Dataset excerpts
————
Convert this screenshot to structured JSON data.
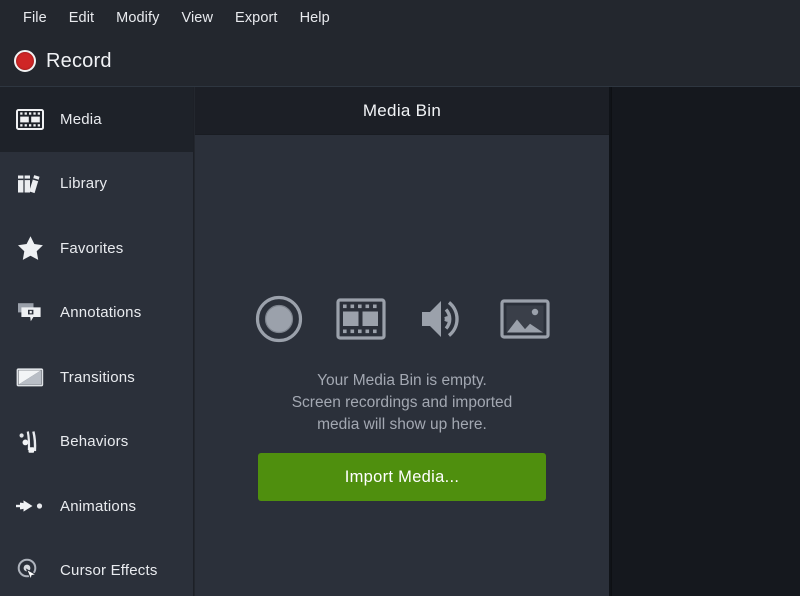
{
  "app": {
    "accent_green": "#4f8f0e",
    "record_red": "#cf2626",
    "bg_dark": "#23272e",
    "bg_panel": "#2b303a",
    "bg_selected": "#1e2229",
    "bg_right": "#15181e"
  },
  "menubar": {
    "items": [
      {
        "label": "File",
        "name": "menu-file"
      },
      {
        "label": "Edit",
        "name": "menu-edit"
      },
      {
        "label": "Modify",
        "name": "menu-modify"
      },
      {
        "label": "View",
        "name": "menu-view"
      },
      {
        "label": "Export",
        "name": "menu-export"
      },
      {
        "label": "Help",
        "name": "menu-help"
      }
    ]
  },
  "toolbar": {
    "record_label": "Record",
    "record_icon": "record-circle-icon"
  },
  "sidebar": {
    "items": [
      {
        "label": "Media",
        "icon": "film-strip-icon",
        "selected": true
      },
      {
        "label": "Library",
        "icon": "books-icon",
        "selected": false
      },
      {
        "label": "Favorites",
        "icon": "star-icon",
        "selected": false
      },
      {
        "label": "Annotations",
        "icon": "speech-bubble-icon",
        "selected": false
      },
      {
        "label": "Transitions",
        "icon": "transition-icon",
        "selected": false
      },
      {
        "label": "Behaviors",
        "icon": "behaviors-icon",
        "selected": false
      },
      {
        "label": "Animations",
        "icon": "arrow-animate-icon",
        "selected": false
      },
      {
        "label": "Cursor Effects",
        "icon": "cursor-ring-icon",
        "selected": false
      }
    ]
  },
  "media_bin": {
    "title": "Media Bin",
    "empty_icons": [
      "record-circle-icon",
      "film-strip-icon",
      "speaker-audio-icon",
      "image-picture-icon"
    ],
    "empty_line1": "Your Media Bin is empty.",
    "empty_line2": "Screen recordings and imported",
    "empty_line3": "media will show up here.",
    "import_label": "Import Media..."
  }
}
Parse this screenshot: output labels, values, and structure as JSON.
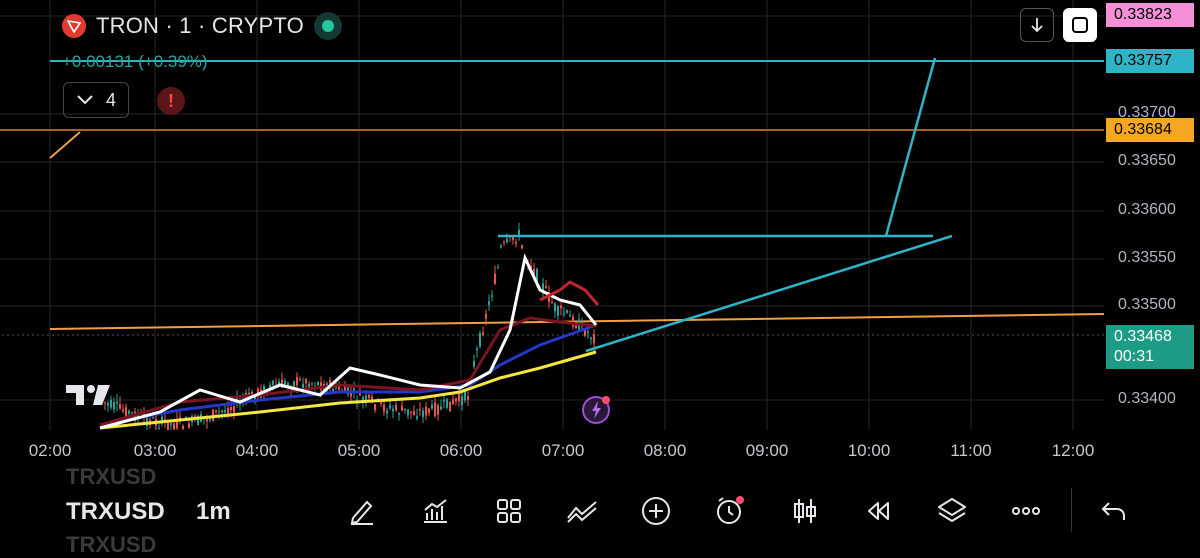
{
  "header": {
    "title": "TRON · 1 · CRYPTO",
    "change": "+0.00131 (+0.39%)",
    "indicator_count": "4",
    "alert_symbol": "!"
  },
  "price_scale": {
    "ticks": [
      "0.33700",
      "0.33650",
      "0.33600",
      "0.33550",
      "0.33500",
      "0.33400"
    ],
    "tags": {
      "high": "0.33823",
      "line_teal": "0.33757",
      "line_orange": "0.33684",
      "last": "0.33468",
      "countdown": "00:31"
    }
  },
  "time_axis": [
    "02:00",
    "03:00",
    "04:00",
    "05:00",
    "06:00",
    "07:00",
    "08:00",
    "09:00",
    "10:00",
    "11:00",
    "12:00"
  ],
  "toolbar": {
    "symbol": "TRXUSD",
    "interval": "1m",
    "icons": [
      "pencil-icon",
      "chart-bars-icon",
      "grid-icon",
      "pattern-icon",
      "plus-circle-icon",
      "alarm-clock-icon",
      "candlestick-icon",
      "rewind-icon",
      "layers-icon",
      "more-icon",
      "undo-icon"
    ]
  },
  "colors": {
    "background": "#000000",
    "teal": "#2fb3c6",
    "orange": "#f0a040",
    "pink_tag": "#f48fd8",
    "green_tag": "#1e9b85",
    "up": "#26a69a",
    "down": "#ef5350"
  }
}
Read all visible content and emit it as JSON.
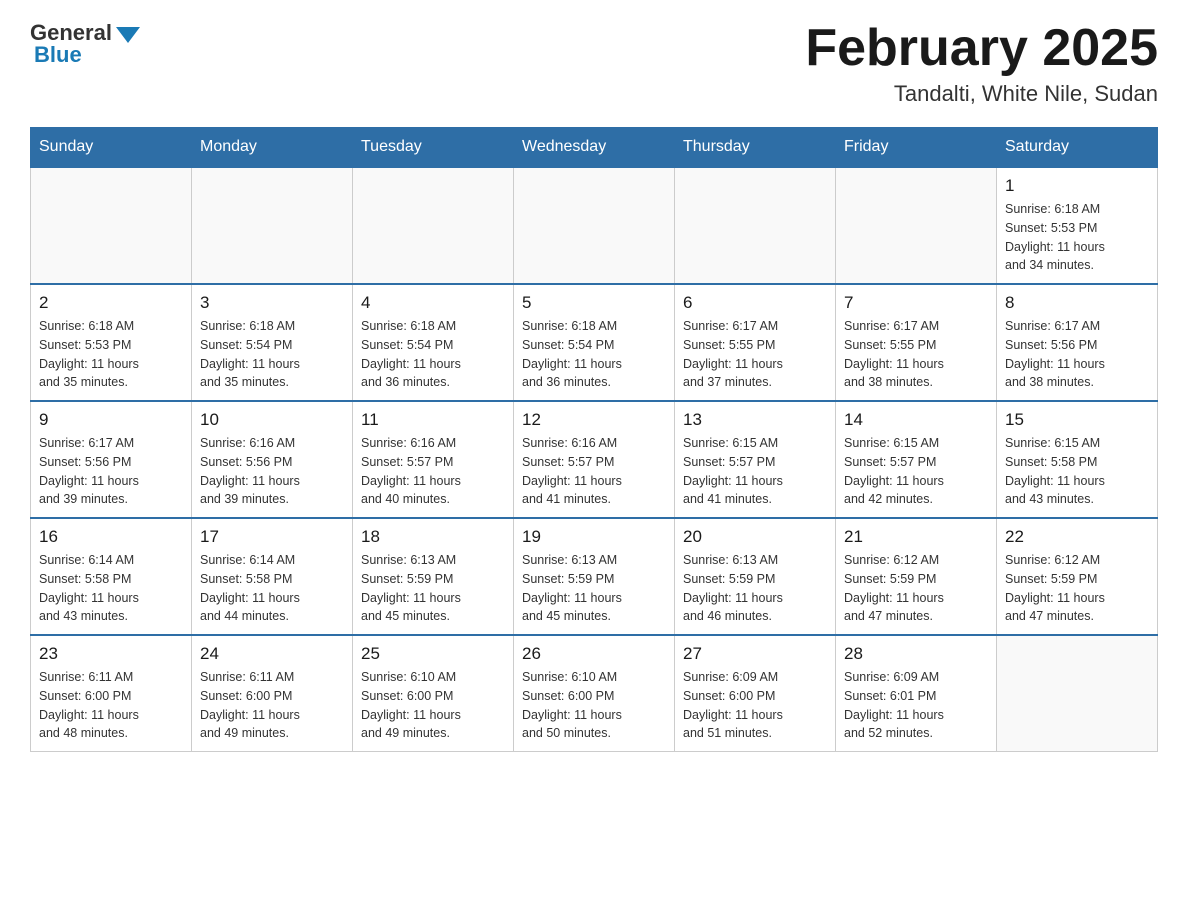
————
Task statement
Copy all the records above exactly, but leave out the pictures.

Exercise result
Convert this screenshot to structured JSON data.
{
  "app": {
    "accent_green": "#4f8f0e",
    "record_red": "#cf2626",
    "bg_dark": "#23272e",
    "bg_panel": "#2b303a",
    "bg_selected": "#1e2229",
    "bg_right": "#15181e"
  },
  "menubar": {
    "items": [
      {
        "label": "File",
        "name": "menu-file"
      },
      {
        "label": "Edit",
        "name": "menu-edit"
      },
      {
        "label": "Modify",
        "name": "menu-modify"
      },
      {
        "label": "View",
        "name": "menu-view"
      },
      {
        "label": "Export",
        "name": "menu-export"
      },
      {
        "label": "Help",
        "name": "menu-help"
      }
    ]
  },
  "toolbar": {
    "record_label": "Record",
    "record_icon": "record-circle-icon"
  },
  "sidebar": {
    "items": [
      {
        "label": "Media",
        "icon": "film-strip-icon",
        "selected": true
      },
      {
        "label": "Library",
        "icon": "books-icon",
        "selected": false
      },
      {
        "label": "Favorites",
        "icon": "star-icon",
        "selected": false
      },
      {
        "label": "Annotations",
        "icon": "speech-bubble-icon",
        "selected": false
      },
      {
        "label": "Transitions",
        "icon": "transition-icon",
        "selected": false
      },
      {
        "label": "Behaviors",
        "icon": "behaviors-icon",
        "selected": false
      },
      {
        "label": "Animations",
        "icon": "arrow-animate-icon",
        "selected": false
      },
      {
        "label": "Cursor Effects",
        "icon": "cursor-ring-icon",
        "selected": false
      }
    ]
  },
  "media_bin": {
    "title": "Media Bin",
    "empty_icons": [
      "record-circle-icon",
      "film-strip-icon",
      "speaker-audio-icon",
      "image-picture-icon"
    ],
    "empty_line1": "Your Media Bin is empty.",
    "empty_line2": "Screen recordings and imported",
    "empty_line3": "media will show up here.",
    "import_label": "Import Media..."
  }
}
Parse this screenshot: output labels, values, and structure as JSON.
{
  "header": {
    "title": "TRON · 1 · CRYPTO",
    "change": "+0.00131 (+0.39%)",
    "indicator_count": "4",
    "alert_symbol": "!"
  },
  "price_scale": {
    "ticks": [
      "0.33700",
      "0.33650",
      "0.33600",
      "0.33550",
      "0.33500",
      "0.33400"
    ],
    "tags": {
      "high": "0.33823",
      "line_teal": "0.33757",
      "line_orange": "0.33684",
      "last": "0.33468",
      "countdown": "00:31"
    }
  },
  "time_axis": [
    "02:00",
    "03:00",
    "04:00",
    "05:00",
    "06:00",
    "07:00",
    "08:00",
    "09:00",
    "10:00",
    "11:00",
    "12:00"
  ],
  "toolbar": {
    "symbol": "TRXUSD",
    "interval": "1m",
    "icons": [
      "pencil-icon",
      "chart-bars-icon",
      "grid-icon",
      "pattern-icon",
      "plus-circle-icon",
      "alarm-clock-icon",
      "candlestick-icon",
      "rewind-icon",
      "layers-icon",
      "more-icon",
      "undo-icon"
    ]
  },
  "colors": {
    "background": "#000000",
    "teal": "#2fb3c6",
    "orange": "#f0a040",
    "pink_tag": "#f48fd8",
    "green_tag": "#1e9b85",
    "up": "#26a69a",
    "down": "#ef5350"
  }
}
Read all visible content and emit it as JSON.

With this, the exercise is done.